**Objective:** Find the lines with the string "اولیه" and return them.

**Entries provided:**

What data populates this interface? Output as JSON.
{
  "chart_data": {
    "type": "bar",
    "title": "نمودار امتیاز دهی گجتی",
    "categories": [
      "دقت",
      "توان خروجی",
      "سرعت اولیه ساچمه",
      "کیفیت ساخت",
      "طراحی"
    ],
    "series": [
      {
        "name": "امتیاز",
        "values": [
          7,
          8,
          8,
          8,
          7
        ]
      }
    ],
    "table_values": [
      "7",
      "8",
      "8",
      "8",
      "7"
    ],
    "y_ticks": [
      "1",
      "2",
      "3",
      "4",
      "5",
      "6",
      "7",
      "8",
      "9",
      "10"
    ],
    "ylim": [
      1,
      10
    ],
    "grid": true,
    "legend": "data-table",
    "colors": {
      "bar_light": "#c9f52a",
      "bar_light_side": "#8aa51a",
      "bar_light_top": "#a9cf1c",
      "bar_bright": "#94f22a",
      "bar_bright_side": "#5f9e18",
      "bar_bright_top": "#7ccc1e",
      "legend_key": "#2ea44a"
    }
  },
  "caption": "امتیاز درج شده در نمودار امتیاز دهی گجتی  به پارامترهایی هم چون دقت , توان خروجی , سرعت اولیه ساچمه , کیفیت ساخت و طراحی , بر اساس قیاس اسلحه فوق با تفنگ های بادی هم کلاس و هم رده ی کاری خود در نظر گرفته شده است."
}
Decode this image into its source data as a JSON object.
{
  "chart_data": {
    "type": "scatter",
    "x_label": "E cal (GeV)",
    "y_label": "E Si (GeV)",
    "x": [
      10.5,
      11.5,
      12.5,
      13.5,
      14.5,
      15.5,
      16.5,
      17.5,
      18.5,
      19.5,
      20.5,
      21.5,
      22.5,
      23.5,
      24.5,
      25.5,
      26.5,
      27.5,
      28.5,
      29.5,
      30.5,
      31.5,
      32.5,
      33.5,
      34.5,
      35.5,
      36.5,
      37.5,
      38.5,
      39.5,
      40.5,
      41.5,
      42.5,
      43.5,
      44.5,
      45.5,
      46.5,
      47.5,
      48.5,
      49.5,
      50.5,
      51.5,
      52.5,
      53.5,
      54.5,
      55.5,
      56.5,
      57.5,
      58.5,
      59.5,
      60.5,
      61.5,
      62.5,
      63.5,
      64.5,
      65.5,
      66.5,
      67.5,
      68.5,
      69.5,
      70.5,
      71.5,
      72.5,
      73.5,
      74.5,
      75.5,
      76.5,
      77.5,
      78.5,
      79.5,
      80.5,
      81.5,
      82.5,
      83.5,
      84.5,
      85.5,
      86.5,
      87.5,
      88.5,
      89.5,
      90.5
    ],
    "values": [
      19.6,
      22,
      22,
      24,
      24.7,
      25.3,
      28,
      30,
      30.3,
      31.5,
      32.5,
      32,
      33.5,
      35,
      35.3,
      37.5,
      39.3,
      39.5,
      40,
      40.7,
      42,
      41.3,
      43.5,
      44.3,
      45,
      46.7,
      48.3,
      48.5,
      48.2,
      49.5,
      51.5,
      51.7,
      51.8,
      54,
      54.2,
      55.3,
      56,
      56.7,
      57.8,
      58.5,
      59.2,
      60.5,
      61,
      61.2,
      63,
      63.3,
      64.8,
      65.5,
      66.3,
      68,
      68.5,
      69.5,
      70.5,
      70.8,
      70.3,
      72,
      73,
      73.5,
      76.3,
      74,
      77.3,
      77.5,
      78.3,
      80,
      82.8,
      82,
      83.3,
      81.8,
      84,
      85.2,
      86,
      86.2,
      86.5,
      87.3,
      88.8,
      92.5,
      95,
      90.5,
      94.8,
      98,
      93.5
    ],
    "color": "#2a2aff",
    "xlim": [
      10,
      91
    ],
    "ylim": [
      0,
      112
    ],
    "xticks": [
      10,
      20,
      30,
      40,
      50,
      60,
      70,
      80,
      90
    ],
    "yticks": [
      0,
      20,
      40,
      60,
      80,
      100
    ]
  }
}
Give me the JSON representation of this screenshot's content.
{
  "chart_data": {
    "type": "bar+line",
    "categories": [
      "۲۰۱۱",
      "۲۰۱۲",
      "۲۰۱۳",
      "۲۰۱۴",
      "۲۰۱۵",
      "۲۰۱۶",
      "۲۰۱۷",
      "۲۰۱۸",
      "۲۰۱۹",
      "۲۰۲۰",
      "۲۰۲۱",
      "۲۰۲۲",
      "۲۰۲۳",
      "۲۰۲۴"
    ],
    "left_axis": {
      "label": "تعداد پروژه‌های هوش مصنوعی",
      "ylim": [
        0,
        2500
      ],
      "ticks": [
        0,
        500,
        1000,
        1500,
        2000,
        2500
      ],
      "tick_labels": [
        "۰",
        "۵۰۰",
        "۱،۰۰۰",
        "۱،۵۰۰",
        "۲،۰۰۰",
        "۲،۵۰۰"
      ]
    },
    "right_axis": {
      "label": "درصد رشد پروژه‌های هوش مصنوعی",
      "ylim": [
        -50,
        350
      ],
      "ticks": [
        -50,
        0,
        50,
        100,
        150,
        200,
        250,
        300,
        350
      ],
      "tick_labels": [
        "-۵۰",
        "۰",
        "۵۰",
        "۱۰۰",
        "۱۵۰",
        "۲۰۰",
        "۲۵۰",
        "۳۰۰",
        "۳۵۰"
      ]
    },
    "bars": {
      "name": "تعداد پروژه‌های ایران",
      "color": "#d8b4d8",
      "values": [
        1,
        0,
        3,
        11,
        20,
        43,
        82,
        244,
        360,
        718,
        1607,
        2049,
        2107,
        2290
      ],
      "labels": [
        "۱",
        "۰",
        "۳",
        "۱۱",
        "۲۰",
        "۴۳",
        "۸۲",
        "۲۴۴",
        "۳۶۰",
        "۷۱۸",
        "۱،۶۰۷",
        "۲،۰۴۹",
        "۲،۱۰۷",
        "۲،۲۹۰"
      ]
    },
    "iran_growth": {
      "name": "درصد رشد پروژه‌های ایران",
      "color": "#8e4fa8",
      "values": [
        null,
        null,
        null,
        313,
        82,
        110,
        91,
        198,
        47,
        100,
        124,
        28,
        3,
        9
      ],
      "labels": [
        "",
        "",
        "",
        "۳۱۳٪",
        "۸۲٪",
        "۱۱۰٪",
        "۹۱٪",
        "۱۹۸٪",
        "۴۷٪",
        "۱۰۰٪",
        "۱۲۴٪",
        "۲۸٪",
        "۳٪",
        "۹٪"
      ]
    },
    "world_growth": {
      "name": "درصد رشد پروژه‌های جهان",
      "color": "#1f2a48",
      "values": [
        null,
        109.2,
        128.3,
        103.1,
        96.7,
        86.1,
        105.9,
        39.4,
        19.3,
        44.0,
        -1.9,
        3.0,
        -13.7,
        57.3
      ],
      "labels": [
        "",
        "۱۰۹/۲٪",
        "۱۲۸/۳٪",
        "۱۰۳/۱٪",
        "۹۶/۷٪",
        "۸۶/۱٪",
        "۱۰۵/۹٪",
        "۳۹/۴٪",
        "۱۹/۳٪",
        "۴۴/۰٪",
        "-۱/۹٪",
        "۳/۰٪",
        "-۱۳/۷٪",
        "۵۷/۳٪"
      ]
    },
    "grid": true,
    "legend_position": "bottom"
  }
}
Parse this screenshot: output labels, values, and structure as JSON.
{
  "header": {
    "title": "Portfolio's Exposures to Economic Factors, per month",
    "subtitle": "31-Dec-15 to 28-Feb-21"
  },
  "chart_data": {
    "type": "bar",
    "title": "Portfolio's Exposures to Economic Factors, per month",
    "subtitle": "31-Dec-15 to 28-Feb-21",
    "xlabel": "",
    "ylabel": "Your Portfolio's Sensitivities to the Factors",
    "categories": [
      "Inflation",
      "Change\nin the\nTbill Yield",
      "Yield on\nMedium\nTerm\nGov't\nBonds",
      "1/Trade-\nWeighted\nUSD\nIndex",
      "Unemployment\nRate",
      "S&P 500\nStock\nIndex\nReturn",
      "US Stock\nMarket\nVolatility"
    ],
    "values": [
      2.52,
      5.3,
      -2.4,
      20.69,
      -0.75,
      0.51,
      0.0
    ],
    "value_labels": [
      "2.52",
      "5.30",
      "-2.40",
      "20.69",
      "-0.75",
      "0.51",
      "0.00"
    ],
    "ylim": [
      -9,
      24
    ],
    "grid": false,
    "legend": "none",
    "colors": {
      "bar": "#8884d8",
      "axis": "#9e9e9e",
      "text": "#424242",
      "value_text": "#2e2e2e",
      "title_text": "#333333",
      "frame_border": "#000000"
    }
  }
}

**Answer to this task:**
      "سرعت اولیه ساچمه",
  "caption": "امتیاز درج شده در نمودار امتیاز دهی گجتی  به پارامترهایی هم چون دقت , توان خروجی , سرعت اولیه ساچمه , کیفیت ساخت و طراحی , بر اساس قیاس اسلحه فوق با تفنگ های بادی هم کلاس و هم رده ی کاری خود در نظر گرفته شده است."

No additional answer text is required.